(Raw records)
..............................

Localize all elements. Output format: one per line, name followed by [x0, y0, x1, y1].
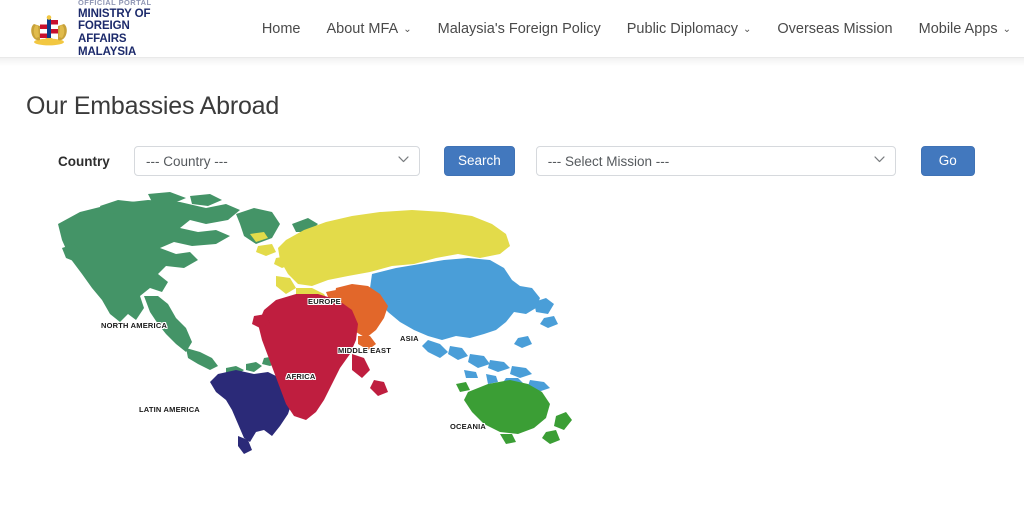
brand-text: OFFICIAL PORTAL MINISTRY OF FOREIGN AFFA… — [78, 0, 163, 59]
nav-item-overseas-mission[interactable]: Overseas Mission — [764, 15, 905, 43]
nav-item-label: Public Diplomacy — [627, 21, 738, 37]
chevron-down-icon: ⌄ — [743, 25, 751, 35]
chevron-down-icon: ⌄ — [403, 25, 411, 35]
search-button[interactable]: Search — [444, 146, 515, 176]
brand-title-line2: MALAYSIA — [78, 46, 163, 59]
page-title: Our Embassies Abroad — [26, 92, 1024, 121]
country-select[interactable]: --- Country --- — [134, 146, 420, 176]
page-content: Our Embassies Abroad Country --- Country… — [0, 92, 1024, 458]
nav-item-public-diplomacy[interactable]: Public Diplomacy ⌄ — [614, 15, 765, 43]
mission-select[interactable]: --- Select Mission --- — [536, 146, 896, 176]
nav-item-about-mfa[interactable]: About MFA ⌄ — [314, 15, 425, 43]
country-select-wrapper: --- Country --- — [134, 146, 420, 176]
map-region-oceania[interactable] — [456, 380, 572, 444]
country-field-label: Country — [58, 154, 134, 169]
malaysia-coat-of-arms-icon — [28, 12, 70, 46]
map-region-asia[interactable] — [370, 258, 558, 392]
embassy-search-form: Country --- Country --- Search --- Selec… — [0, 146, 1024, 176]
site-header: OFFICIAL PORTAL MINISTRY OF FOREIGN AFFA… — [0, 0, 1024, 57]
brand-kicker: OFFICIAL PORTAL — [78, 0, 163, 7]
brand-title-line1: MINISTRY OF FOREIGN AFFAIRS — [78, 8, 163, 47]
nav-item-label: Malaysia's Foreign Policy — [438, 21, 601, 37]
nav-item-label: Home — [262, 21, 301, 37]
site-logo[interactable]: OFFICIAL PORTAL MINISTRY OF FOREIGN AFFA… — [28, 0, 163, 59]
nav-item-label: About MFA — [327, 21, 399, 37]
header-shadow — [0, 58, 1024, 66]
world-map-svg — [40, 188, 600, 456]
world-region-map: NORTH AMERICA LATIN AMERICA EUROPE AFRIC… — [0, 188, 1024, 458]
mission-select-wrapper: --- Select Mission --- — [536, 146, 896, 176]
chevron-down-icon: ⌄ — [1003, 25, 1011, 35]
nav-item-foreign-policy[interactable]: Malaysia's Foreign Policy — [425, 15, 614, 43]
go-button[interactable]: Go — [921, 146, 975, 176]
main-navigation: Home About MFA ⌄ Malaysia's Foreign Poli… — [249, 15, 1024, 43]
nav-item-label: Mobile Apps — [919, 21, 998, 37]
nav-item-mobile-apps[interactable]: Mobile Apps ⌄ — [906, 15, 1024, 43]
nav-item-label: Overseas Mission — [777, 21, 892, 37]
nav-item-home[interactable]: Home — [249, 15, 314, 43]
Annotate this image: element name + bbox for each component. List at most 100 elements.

..............................

GIVEN EXERCISE: Reproduce all of the records above verbatim, omitting the pictures from your answer.

RIGHT ANSWER:
Localize all elements. Output format: one per line, name followed by [x0, y0, x1, y1].
brand-text: OFFICIAL PORTAL MINISTRY OF FOREIGN AFFA… — [78, 0, 163, 59]
nav-item-overseas-mission[interactable]: Overseas Mission — [764, 15, 905, 43]
nav-item-label: Public Diplomacy — [627, 21, 738, 37]
chevron-down-icon: ⌄ — [743, 25, 751, 35]
chevron-down-icon: ⌄ — [403, 25, 411, 35]
search-button[interactable]: Search — [444, 146, 515, 176]
brand-title-line2: MALAYSIA — [78, 46, 163, 59]
page-title: Our Embassies Abroad — [26, 92, 1024, 121]
country-select[interactable]: --- Country --- — [134, 146, 420, 176]
page-content: Our Embassies Abroad Country --- Country… — [0, 92, 1024, 458]
nav-item-public-diplomacy[interactable]: Public Diplomacy ⌄ — [614, 15, 765, 43]
mission-select[interactable]: --- Select Mission --- — [536, 146, 896, 176]
nav-item-about-mfa[interactable]: About MFA ⌄ — [314, 15, 425, 43]
country-select-wrapper: --- Country --- — [134, 146, 420, 176]
map-region-oceania[interactable] — [456, 380, 572, 444]
country-field-label: Country — [58, 154, 134, 169]
malaysia-coat-of-arms-icon — [28, 12, 70, 46]
map-region-asia[interactable] — [370, 258, 558, 392]
embassy-search-form: Country --- Country --- Search --- Selec… — [0, 146, 1024, 176]
site-header: OFFICIAL PORTAL MINISTRY OF FOREIGN AFFA… — [0, 0, 1024, 57]
brand-kicker: OFFICIAL PORTAL — [78, 0, 163, 7]
brand-title-line1: MINISTRY OF FOREIGN AFFAIRS — [78, 8, 163, 47]
nav-item-label: Malaysia's Foreign Policy — [438, 21, 601, 37]
nav-item-label: Home — [262, 21, 301, 37]
site-logo[interactable]: OFFICIAL PORTAL MINISTRY OF FOREIGN AFFA… — [28, 0, 163, 59]
nav-item-label: About MFA — [327, 21, 399, 37]
header-shadow — [0, 58, 1024, 66]
world-map-svg — [40, 188, 600, 456]
world-region-map: NORTH AMERICA LATIN AMERICA EUROPE AFRIC… — [0, 188, 1024, 458]
mission-select-wrapper: --- Select Mission --- — [536, 146, 896, 176]
chevron-down-icon: ⌄ — [1003, 25, 1011, 35]
nav-item-foreign-policy[interactable]: Malaysia's Foreign Policy — [425, 15, 614, 43]
go-button[interactable]: Go — [921, 146, 975, 176]
main-navigation: Home About MFA ⌄ Malaysia's Foreign Poli… — [249, 15, 1024, 43]
nav-item-label: Mobile Apps — [919, 21, 998, 37]
nav-item-mobile-apps[interactable]: Mobile Apps ⌄ — [906, 15, 1024, 43]
nav-item-label: Overseas Mission — [777, 21, 892, 37]
nav-item-home[interactable]: Home — [249, 15, 314, 43]
Annotate this image: element name + bbox for each component. List at most 100 elements.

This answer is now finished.